Pick out the lines containing "Send".

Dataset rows
--------------------------------------------------

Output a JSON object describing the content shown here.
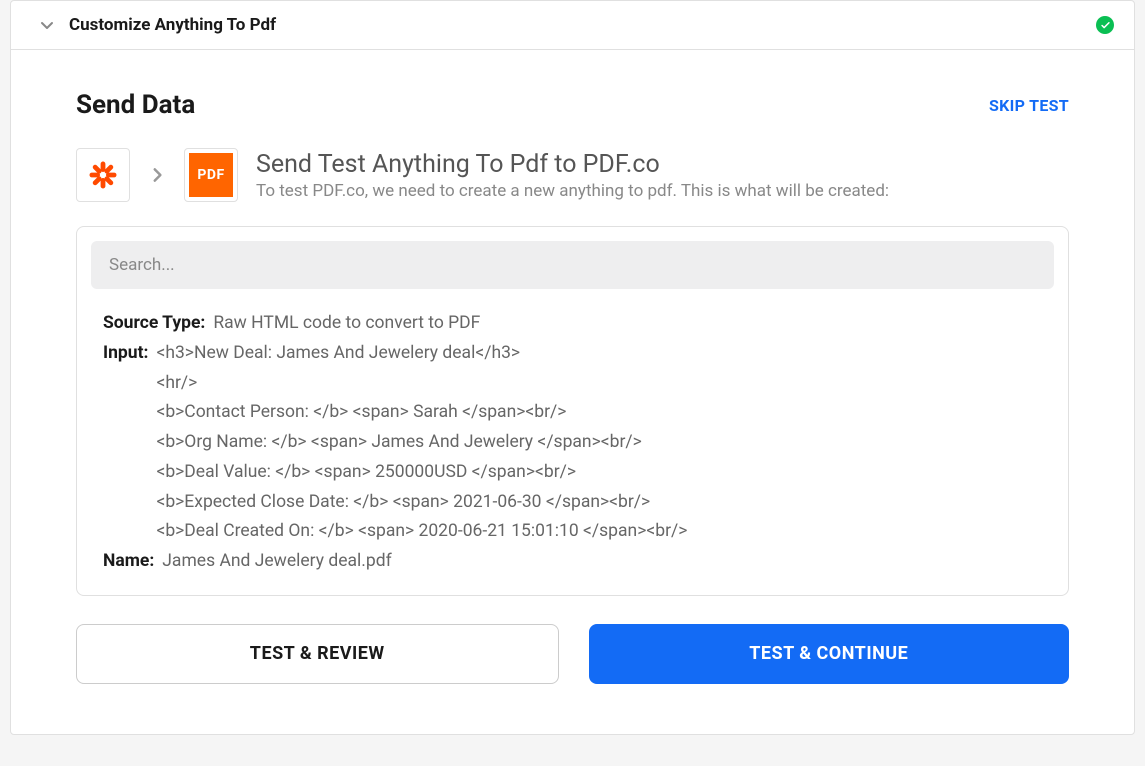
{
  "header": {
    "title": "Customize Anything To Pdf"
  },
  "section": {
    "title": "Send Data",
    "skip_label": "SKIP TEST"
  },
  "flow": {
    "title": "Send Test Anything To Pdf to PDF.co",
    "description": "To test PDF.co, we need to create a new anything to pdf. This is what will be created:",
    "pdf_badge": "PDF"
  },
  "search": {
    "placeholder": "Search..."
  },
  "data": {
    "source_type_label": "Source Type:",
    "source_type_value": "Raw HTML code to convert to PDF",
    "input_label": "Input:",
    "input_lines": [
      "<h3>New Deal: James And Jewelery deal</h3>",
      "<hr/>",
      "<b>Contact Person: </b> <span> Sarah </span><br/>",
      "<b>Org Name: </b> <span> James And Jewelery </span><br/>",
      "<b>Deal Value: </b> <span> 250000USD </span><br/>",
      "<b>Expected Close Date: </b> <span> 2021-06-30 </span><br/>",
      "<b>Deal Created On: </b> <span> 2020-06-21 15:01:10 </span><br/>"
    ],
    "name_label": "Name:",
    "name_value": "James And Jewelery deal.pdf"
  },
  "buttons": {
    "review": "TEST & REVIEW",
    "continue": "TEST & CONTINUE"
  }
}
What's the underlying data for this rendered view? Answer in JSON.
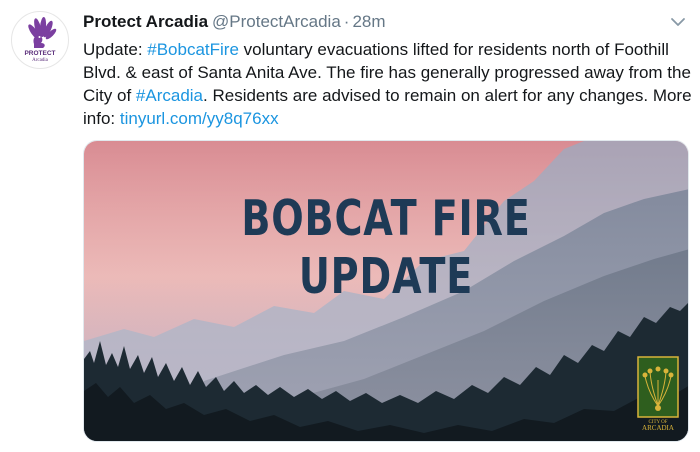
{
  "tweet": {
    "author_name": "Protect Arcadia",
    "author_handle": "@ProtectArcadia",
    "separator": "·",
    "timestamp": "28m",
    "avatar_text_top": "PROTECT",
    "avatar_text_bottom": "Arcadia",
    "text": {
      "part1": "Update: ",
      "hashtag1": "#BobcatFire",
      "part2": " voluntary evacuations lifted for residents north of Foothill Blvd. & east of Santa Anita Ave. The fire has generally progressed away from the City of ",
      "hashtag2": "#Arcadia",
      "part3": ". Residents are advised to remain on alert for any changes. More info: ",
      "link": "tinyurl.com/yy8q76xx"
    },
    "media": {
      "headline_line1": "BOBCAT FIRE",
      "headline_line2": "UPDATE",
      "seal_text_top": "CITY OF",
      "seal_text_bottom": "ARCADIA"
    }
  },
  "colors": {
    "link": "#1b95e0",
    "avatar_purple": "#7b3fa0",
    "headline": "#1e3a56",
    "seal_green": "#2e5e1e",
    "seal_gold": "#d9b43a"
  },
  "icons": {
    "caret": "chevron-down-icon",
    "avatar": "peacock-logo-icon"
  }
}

--------------------------------------------------

## [Finished answer]
    "title": "Send Data",
    "title": "Send Test Anything To Pdf to PDF.co",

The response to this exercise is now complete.